Source data
**********

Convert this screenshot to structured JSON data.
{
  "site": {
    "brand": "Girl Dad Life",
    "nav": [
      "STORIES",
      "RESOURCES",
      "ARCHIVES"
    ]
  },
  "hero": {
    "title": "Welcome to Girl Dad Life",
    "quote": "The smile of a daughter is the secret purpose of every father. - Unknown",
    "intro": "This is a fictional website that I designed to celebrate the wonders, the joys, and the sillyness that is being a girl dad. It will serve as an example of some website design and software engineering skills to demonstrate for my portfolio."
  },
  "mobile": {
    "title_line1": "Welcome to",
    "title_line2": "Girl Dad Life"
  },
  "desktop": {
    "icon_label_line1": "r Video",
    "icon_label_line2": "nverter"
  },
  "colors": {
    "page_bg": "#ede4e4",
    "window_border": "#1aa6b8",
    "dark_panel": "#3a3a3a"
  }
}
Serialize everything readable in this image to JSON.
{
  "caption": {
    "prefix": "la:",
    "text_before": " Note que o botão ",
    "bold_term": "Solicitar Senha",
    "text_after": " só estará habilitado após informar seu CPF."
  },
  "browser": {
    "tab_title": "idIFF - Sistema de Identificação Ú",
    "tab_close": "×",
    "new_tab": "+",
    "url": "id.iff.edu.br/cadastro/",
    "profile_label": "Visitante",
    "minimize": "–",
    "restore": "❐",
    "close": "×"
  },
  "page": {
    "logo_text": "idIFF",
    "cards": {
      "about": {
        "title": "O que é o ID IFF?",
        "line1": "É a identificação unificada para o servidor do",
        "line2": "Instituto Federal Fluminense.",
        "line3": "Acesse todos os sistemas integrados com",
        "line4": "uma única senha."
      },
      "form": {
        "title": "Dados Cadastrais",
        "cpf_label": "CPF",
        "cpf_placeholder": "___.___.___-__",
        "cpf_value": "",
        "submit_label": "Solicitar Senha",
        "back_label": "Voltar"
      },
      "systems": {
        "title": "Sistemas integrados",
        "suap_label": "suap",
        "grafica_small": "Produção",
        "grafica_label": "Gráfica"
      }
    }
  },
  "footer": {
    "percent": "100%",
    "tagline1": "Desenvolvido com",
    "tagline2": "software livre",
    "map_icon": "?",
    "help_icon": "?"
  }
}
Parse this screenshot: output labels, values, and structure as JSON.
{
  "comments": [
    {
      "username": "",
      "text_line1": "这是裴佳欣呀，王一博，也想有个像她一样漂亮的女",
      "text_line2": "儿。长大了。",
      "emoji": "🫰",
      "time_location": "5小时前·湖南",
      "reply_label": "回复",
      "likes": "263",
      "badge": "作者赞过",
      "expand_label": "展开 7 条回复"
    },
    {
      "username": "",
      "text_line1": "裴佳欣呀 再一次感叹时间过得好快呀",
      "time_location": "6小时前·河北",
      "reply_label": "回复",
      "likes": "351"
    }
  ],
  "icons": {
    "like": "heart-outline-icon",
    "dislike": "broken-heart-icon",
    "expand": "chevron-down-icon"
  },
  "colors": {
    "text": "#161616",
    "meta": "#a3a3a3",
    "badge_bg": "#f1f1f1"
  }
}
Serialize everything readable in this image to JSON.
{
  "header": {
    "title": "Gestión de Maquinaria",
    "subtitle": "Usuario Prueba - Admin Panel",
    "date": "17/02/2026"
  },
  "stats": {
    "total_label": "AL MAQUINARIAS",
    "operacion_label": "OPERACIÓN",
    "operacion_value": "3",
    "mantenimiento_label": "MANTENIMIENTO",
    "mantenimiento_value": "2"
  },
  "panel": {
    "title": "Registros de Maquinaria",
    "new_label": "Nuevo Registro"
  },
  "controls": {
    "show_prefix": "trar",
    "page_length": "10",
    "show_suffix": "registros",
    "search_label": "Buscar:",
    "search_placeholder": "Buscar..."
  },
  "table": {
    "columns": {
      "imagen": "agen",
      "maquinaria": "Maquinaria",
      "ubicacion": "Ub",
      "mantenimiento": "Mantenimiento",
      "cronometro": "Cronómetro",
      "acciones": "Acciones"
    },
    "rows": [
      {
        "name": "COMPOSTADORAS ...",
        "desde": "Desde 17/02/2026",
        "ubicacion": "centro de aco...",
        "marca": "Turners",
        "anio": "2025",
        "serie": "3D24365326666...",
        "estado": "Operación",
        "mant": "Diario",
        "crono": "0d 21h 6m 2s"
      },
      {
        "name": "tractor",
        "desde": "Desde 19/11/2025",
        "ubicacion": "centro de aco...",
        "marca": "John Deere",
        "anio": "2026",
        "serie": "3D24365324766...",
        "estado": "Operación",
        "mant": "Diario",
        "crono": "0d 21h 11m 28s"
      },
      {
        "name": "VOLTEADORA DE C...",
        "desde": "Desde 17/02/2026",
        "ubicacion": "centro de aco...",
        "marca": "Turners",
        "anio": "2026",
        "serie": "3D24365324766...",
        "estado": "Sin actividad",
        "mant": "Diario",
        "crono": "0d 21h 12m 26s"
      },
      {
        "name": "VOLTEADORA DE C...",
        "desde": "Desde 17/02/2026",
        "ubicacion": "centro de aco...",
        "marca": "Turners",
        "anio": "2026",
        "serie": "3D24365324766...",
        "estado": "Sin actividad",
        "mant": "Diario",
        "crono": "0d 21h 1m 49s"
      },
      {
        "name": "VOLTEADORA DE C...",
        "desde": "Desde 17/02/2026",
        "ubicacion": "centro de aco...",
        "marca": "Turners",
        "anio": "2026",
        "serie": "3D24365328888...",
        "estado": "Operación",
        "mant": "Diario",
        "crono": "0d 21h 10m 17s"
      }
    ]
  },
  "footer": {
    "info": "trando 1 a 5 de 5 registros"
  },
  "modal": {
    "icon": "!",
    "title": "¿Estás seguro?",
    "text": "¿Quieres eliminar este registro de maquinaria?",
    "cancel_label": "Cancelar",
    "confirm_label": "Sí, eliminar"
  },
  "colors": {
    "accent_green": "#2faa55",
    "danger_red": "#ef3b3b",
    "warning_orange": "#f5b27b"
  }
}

**********

* **Work to complete**: Every record should be repeated exactly; please leave none out.

* **Solution to the exercise**:
Convert this screenshot to structured JSON data.
{
  "site": {
    "brand": "Girl Dad Life",
    "nav": [
      "STORIES",
      "RESOURCES",
      "ARCHIVES"
    ]
  },
  "hero": {
    "title": "Welcome to Girl Dad Life",
    "quote": "The smile of a daughter is the secret purpose of every father. - Unknown",
    "intro": "This is a fictional website that I designed to celebrate the wonders, the joys, and the sillyness that is being a girl dad. It will serve as an example of some website design and software engineering skills to demonstrate for my portfolio."
  },
  "mobile": {
    "title_line1": "Welcome to",
    "title_line2": "Girl Dad Life"
  },
  "desktop": {
    "icon_label_line1": "r Video",
    "icon_label_line2": "nverter"
  },
  "colors": {
    "page_bg": "#ede4e4",
    "window_border": "#1aa6b8",
    "dark_panel": "#3a3a3a"
  }
}
Serialize everything readable in this image to JSON.
{
  "caption": {
    "prefix": "la:",
    "text_before": " Note que o botão ",
    "bold_term": "Solicitar Senha",
    "text_after": " só estará habilitado após informar seu CPF."
  },
  "browser": {
    "tab_title": "idIFF - Sistema de Identificação Ú",
    "tab_close": "×",
    "new_tab": "+",
    "url": "id.iff.edu.br/cadastro/",
    "profile_label": "Visitante",
    "minimize": "–",
    "restore": "❐",
    "close": "×"
  },
  "page": {
    "logo_text": "idIFF",
    "cards": {
      "about": {
        "title": "O que é o ID IFF?",
        "line1": "É a identificação unificada para o servidor do",
        "line2": "Instituto Federal Fluminense.",
        "line3": "Acesse todos os sistemas integrados com",
        "line4": "uma única senha."
      },
      "form": {
        "title": "Dados Cadastrais",
        "cpf_label": "CPF",
        "cpf_placeholder": "___.___.___-__",
        "cpf_value": "",
        "submit_label": "Solicitar Senha",
        "back_label": "Voltar"
      },
      "systems": {
        "title": "Sistemas integrados",
        "suap_label": "suap",
        "grafica_small": "Produção",
        "grafica_label": "Gráfica"
      }
    }
  },
  "footer": {
    "percent": "100%",
    "tagline1": "Desenvolvido com",
    "tagline2": "software livre",
    "map_icon": "?",
    "help_icon": "?"
  }
}
Parse this screenshot: output labels, values, and structure as JSON.
{
  "comments": [
    {
      "username": "",
      "text_line1": "这是裴佳欣呀，王一博，也想有个像她一样漂亮的女",
      "text_line2": "儿。长大了。",
      "emoji": "🫰",
      "time_location": "5小时前·湖南",
      "reply_label": "回复",
      "likes": "263",
      "badge": "作者赞过",
      "expand_label": "展开 7 条回复"
    },
    {
      "username": "",
      "text_line1": "裴佳欣呀 再一次感叹时间过得好快呀",
      "time_location": "6小时前·河北",
      "reply_label": "回复",
      "likes": "351"
    }
  ],
  "icons": {
    "like": "heart-outline-icon",
    "dislike": "broken-heart-icon",
    "expand": "chevron-down-icon"
  },
  "colors": {
    "text": "#161616",
    "meta": "#a3a3a3",
    "badge_bg": "#f1f1f1"
  }
}
Serialize everything readable in this image to JSON.
{
  "header": {
    "title": "Gestión de Maquinaria",
    "subtitle": "Usuario Prueba - Admin Panel",
    "date": "17/02/2026"
  },
  "stats": {
    "total_label": "AL MAQUINARIAS",
    "operacion_label": "OPERACIÓN",
    "operacion_value": "3",
    "mantenimiento_label": "MANTENIMIENTO",
    "mantenimiento_value": "2"
  },
  "panel": {
    "title": "Registros de Maquinaria",
    "new_label": "Nuevo Registro"
  },
  "controls": {
    "show_prefix": "trar",
    "page_length": "10",
    "show_suffix": "registros",
    "search_label": "Buscar:",
    "search_placeholder": "Buscar..."
  },
  "table": {
    "columns": {
      "imagen": "agen",
      "maquinaria": "Maquinaria",
      "ubicacion": "Ub",
      "mantenimiento": "Mantenimiento",
      "cronometro": "Cronómetro",
      "acciones": "Acciones"
    },
    "rows": [
      {
        "name": "COMPOSTADORAS ...",
        "desde": "Desde 17/02/2026",
        "ubicacion": "centro de aco...",
        "marca": "Turners",
        "anio": "2025",
        "serie": "3D24365326666...",
        "estado": "Operación",
        "mant": "Diario",
        "crono": "0d 21h 6m 2s"
      },
      {
        "name": "tractor",
        "desde": "Desde 19/11/2025",
        "ubicacion": "centro de aco...",
        "marca": "John Deere",
        "anio": "2026",
        "serie": "3D24365324766...",
        "estado": "Operación",
        "mant": "Diario",
        "crono": "0d 21h 11m 28s"
      },
      {
        "name": "VOLTEADORA DE C...",
        "desde": "Desde 17/02/2026",
        "ubicacion": "centro de aco...",
        "marca": "Turners",
        "anio": "2026",
        "serie": "3D24365324766...",
        "estado": "Sin actividad",
        "mant": "Diario",
        "crono": "0d 21h 12m 26s"
      },
      {
        "name": "VOLTEADORA DE C...",
        "desde": "Desde 17/02/2026",
        "ubicacion": "centro de aco...",
        "marca": "Turners",
        "anio": "2026",
        "serie": "3D24365324766...",
        "estado": "Sin actividad",
        "mant": "Diario",
        "crono": "0d 21h 1m 49s"
      },
      {
        "name": "VOLTEADORA DE C...",
        "desde": "Desde 17/02/2026",
        "ubicacion": "centro de aco...",
        "marca": "Turners",
        "anio": "2026",
        "serie": "3D24365328888...",
        "estado": "Operación",
        "mant": "Diario",
        "crono": "0d 21h 10m 17s"
      }
    ]
  },
  "footer": {
    "info": "trando 1 a 5 de 5 registros"
  },
  "modal": {
    "icon": "!",
    "title": "¿Estás seguro?",
    "text": "¿Quieres eliminar este registro de maquinaria?",
    "cancel_label": "Cancelar",
    "confirm_label": "Sí, eliminar"
  },
  "colors": {
    "accent_green": "#2faa55",
    "danger_red": "#ef3b3b",
    "warning_orange": "#f5b27b"
  }
}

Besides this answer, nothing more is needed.